◆ **AIM**
Every line below that holds the string "words" should be copied out.

** Start **

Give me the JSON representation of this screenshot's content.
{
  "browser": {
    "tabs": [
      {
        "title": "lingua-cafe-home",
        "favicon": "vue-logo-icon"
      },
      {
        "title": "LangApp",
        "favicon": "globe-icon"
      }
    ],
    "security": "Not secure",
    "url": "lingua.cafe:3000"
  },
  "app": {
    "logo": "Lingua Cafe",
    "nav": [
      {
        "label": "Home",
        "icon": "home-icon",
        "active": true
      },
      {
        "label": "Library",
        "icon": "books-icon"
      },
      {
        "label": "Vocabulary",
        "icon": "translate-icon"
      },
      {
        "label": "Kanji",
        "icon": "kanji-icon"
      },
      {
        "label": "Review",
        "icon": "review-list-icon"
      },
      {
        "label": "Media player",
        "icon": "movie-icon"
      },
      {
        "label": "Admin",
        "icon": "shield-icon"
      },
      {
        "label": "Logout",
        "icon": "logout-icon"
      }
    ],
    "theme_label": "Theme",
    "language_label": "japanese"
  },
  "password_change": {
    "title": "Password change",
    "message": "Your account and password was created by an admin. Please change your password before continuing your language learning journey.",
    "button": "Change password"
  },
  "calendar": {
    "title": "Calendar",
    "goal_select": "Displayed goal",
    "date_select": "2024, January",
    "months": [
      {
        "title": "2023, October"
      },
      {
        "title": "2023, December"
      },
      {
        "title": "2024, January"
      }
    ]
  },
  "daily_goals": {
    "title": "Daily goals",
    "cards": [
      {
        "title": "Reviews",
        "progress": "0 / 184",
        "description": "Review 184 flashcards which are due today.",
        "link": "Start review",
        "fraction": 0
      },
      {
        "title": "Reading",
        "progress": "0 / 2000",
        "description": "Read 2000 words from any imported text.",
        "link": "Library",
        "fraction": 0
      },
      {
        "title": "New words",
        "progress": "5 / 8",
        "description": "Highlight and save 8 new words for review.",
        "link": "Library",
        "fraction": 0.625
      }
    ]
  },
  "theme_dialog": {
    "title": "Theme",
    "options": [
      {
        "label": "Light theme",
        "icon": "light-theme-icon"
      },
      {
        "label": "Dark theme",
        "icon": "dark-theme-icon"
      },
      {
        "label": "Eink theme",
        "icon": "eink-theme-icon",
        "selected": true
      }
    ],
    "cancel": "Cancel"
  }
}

** End **

◆ **RESPONSE BELOW**
        "description": "Read 2000 words from any imported text.",
        "title": "New words",
        "description": "Highlight and save 8 new words for review.",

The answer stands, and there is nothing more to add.